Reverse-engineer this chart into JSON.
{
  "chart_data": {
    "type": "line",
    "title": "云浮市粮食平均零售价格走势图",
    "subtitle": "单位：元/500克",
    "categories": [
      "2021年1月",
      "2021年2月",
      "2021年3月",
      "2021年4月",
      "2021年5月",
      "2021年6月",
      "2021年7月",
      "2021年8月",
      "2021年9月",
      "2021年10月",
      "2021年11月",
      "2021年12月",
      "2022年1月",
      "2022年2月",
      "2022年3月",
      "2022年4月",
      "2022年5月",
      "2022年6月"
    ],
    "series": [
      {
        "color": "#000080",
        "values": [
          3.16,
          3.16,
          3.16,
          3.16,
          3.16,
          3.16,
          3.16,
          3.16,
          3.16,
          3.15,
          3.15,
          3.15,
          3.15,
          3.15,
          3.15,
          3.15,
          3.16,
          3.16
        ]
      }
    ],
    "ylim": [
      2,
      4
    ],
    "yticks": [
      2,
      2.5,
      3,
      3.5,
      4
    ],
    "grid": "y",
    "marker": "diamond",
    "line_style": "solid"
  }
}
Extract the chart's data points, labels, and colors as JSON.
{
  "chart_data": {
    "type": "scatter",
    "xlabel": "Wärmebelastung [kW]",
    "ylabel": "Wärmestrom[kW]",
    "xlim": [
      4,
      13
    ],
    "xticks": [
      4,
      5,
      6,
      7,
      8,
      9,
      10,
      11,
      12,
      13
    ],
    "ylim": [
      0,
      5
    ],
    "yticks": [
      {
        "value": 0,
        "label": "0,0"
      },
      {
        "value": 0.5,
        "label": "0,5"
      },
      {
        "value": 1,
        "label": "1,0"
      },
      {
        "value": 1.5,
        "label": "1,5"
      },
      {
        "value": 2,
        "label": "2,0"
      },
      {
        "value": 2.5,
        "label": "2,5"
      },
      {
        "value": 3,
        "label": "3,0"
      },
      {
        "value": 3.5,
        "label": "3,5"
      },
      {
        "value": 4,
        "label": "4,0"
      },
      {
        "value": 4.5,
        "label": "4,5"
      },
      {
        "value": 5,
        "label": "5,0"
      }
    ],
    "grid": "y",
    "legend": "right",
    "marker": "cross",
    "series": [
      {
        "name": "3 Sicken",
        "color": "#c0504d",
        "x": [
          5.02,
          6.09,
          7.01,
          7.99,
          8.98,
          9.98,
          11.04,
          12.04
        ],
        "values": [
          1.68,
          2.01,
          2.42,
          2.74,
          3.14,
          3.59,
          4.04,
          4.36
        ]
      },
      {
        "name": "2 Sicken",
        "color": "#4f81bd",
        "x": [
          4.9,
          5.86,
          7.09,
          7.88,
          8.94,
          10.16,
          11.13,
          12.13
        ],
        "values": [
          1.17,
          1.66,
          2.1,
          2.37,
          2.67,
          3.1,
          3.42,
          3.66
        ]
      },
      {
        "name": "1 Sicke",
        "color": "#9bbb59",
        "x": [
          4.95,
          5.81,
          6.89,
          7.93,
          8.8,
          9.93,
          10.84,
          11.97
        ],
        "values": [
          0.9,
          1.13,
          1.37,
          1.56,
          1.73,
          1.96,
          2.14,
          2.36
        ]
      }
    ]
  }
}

◆ ◆ ◆ ◆ ◆ ◆ ◆

Above are the records; retype every one exactly.

Reverse-engineer this chart into JSON.
{
  "chart_data": {
    "type": "line",
    "title": "云浮市粮食平均零售价格走势图",
    "subtitle": "单位：元/500克",
    "categories": [
      "2021年1月",
      "2021年2月",
      "2021年3月",
      "2021年4月",
      "2021年5月",
      "2021年6月",
      "2021年7月",
      "2021年8月",
      "2021年9月",
      "2021年10月",
      "2021年11月",
      "2021年12月",
      "2022年1月",
      "2022年2月",
      "2022年3月",
      "2022年4月",
      "2022年5月",
      "2022年6月"
    ],
    "series": [
      {
        "color": "#000080",
        "values": [
          3.16,
          3.16,
          3.16,
          3.16,
          3.16,
          3.16,
          3.16,
          3.16,
          3.16,
          3.15,
          3.15,
          3.15,
          3.15,
          3.15,
          3.15,
          3.15,
          3.16,
          3.16
        ]
      }
    ],
    "ylim": [
      2,
      4
    ],
    "yticks": [
      2,
      2.5,
      3,
      3.5,
      4
    ],
    "grid": "y",
    "marker": "diamond",
    "line_style": "solid"
  }
}
Extract the chart's data points, labels, and colors as JSON.
{
  "chart_data": {
    "type": "scatter",
    "xlabel": "Wärmebelastung [kW]",
    "ylabel": "Wärmestrom[kW]",
    "xlim": [
      4,
      13
    ],
    "xticks": [
      4,
      5,
      6,
      7,
      8,
      9,
      10,
      11,
      12,
      13
    ],
    "ylim": [
      0,
      5
    ],
    "yticks": [
      {
        "value": 0,
        "label": "0,0"
      },
      {
        "value": 0.5,
        "label": "0,5"
      },
      {
        "value": 1,
        "label": "1,0"
      },
      {
        "value": 1.5,
        "label": "1,5"
      },
      {
        "value": 2,
        "label": "2,0"
      },
      {
        "value": 2.5,
        "label": "2,5"
      },
      {
        "value": 3,
        "label": "3,0"
      },
      {
        "value": 3.5,
        "label": "3,5"
      },
      {
        "value": 4,
        "label": "4,0"
      },
      {
        "value": 4.5,
        "label": "4,5"
      },
      {
        "value": 5,
        "label": "5,0"
      }
    ],
    "grid": "y",
    "legend": "right",
    "marker": "cross",
    "series": [
      {
        "name": "3 Sicken",
        "color": "#c0504d",
        "x": [
          5.02,
          6.09,
          7.01,
          7.99,
          8.98,
          9.98,
          11.04,
          12.04
        ],
        "values": [
          1.68,
          2.01,
          2.42,
          2.74,
          3.14,
          3.59,
          4.04,
          4.36
        ]
      },
      {
        "name": "2 Sicken",
        "color": "#4f81bd",
        "x": [
          4.9,
          5.86,
          7.09,
          7.88,
          8.94,
          10.16,
          11.13,
          12.13
        ],
        "values": [
          1.17,
          1.66,
          2.1,
          2.37,
          2.67,
          3.1,
          3.42,
          3.66
        ]
      },
      {
        "name": "1 Sicke",
        "color": "#9bbb59",
        "x": [
          4.95,
          5.81,
          6.89,
          7.93,
          8.8,
          9.93,
          10.84,
          11.97
        ],
        "values": [
          0.9,
          1.13,
          1.37,
          1.56,
          1.73,
          1.96,
          2.14,
          2.36
        ]
      }
    ]
  }
}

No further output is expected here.